*PROBLEM TO WORK ON*:
Copy the material below word for word, starting at the line containing "Patent image size: (1084, 594)." and ending at the line containing "The reinforcement member 42 is at (657, 366).", both included. Reproduce only that span.
--- START SUPPLIED RECORDS ---
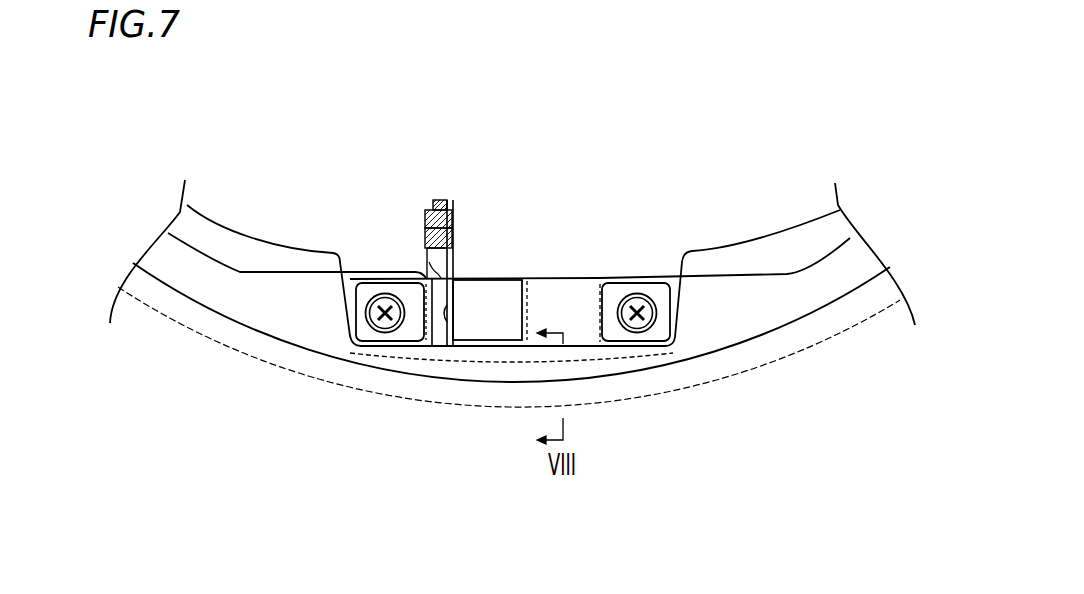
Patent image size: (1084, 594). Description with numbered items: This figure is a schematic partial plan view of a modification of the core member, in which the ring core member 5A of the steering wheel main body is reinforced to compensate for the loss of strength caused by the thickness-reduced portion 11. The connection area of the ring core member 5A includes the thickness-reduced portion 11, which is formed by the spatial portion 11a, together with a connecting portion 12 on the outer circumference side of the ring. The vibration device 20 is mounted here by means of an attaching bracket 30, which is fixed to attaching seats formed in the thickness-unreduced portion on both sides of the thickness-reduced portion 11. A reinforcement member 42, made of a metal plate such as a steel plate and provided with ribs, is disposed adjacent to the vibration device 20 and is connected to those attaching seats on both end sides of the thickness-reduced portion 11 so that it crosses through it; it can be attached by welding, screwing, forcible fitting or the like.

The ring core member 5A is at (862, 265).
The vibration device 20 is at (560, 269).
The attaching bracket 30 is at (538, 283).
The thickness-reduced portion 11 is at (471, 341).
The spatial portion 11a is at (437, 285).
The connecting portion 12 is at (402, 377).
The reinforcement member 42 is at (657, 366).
--- END SUPPLIED RECORDS ---
--- START SUPPLIED RECORDS ---
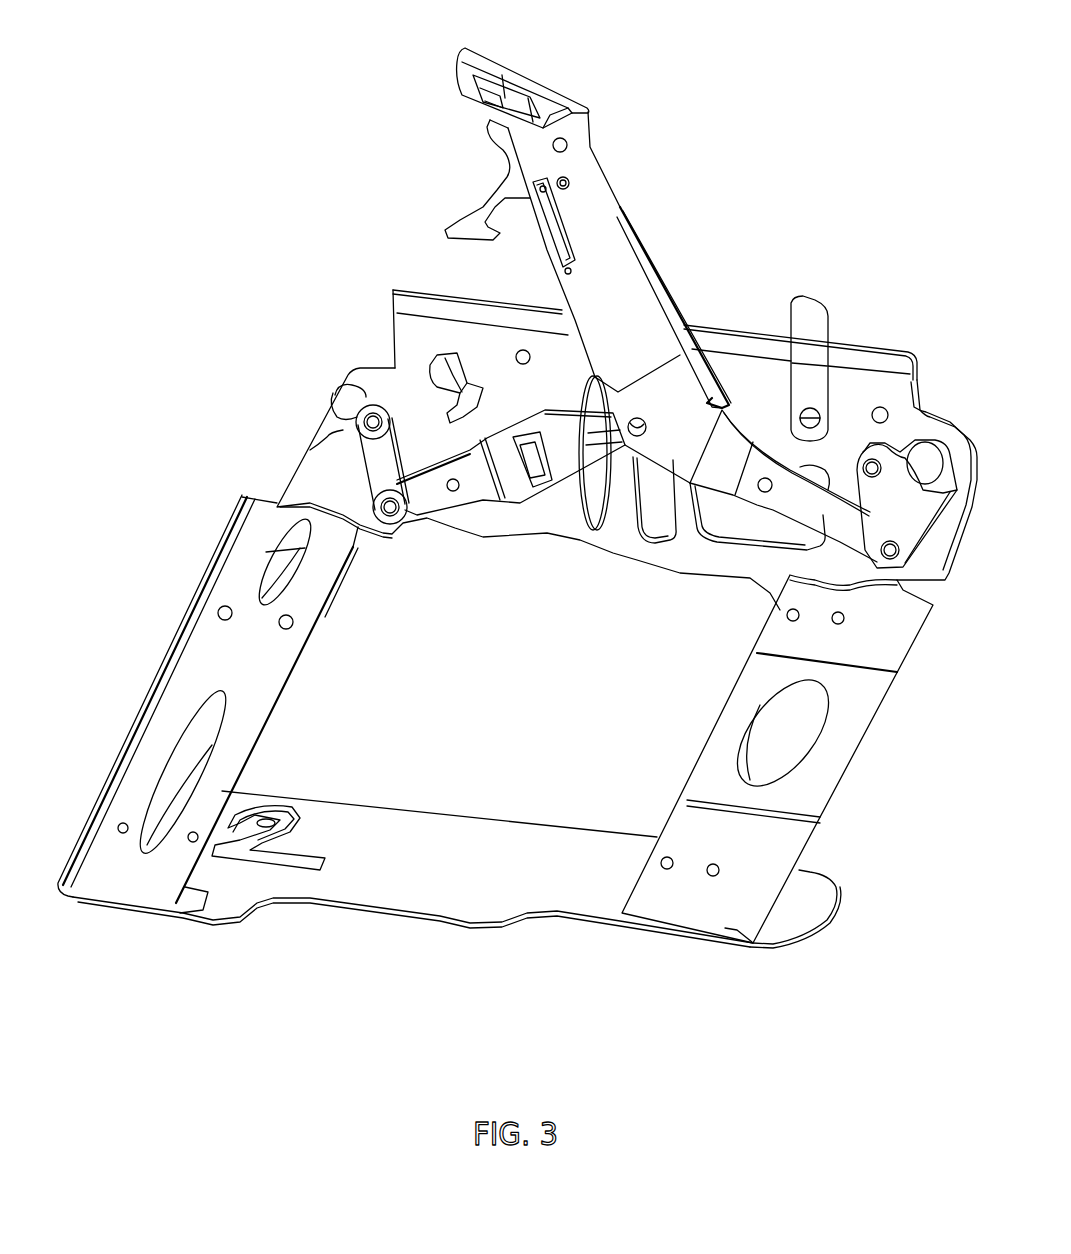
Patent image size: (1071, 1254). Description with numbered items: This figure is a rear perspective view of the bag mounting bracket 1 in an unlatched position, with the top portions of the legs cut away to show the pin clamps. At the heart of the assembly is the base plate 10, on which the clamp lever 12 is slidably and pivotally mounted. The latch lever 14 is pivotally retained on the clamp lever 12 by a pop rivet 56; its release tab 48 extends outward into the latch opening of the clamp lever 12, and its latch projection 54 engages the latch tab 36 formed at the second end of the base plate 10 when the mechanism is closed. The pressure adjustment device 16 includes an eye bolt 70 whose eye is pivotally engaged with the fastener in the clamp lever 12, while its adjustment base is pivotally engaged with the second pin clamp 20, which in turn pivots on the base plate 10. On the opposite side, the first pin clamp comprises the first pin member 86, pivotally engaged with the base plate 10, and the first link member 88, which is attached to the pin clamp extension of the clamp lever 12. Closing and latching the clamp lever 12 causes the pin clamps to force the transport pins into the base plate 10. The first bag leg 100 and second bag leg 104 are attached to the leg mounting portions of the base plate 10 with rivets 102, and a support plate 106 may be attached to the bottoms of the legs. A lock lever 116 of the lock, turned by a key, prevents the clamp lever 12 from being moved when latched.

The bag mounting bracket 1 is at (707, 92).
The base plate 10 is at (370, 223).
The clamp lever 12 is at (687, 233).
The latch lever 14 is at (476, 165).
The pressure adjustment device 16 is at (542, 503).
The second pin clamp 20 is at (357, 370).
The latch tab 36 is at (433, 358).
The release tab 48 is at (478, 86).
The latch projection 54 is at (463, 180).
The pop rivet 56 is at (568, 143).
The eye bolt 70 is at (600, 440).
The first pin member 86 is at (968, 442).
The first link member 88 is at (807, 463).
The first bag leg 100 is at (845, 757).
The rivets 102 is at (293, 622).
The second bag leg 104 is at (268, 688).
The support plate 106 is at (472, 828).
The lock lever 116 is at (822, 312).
--- END SUPPLIED RECORDS ---
*PROBLEM SOLUTION*:
Patent image size: (1084, 594). Description with numbered items: This figure is a schematic partial plan view of a modification of the core member, in which the ring core member 5A of the steering wheel main body is reinforced to compensate for the loss of strength caused by the thickness-reduced portion 11. The connection area of the ring core member 5A includes the thickness-reduced portion 11, which is formed by the spatial portion 11a, together with a connecting portion 12 on the outer circumference side of the ring. The vibration device 20 is mounted here by means of an attaching bracket 30, which is fixed to attaching seats formed in the thickness-unreduced portion on both sides of the thickness-reduced portion 11. A reinforcement member 42, made of a metal plate such as a steel plate and provided with ribs, is disposed adjacent to the vibration device 20 and is connected to those attaching seats on both end sides of the thickness-reduced portion 11 so that it crosses through it; it can be attached by welding, screwing, forcible fitting or the like.

The ring core member 5A is at (862, 265).
The vibration device 20 is at (560, 269).
The attaching bracket 30 is at (538, 283).
The thickness-reduced portion 11 is at (471, 341).
The spatial portion 11a is at (437, 285).
The connecting portion 12 is at (402, 377).
The reinforcement member 42 is at (657, 366).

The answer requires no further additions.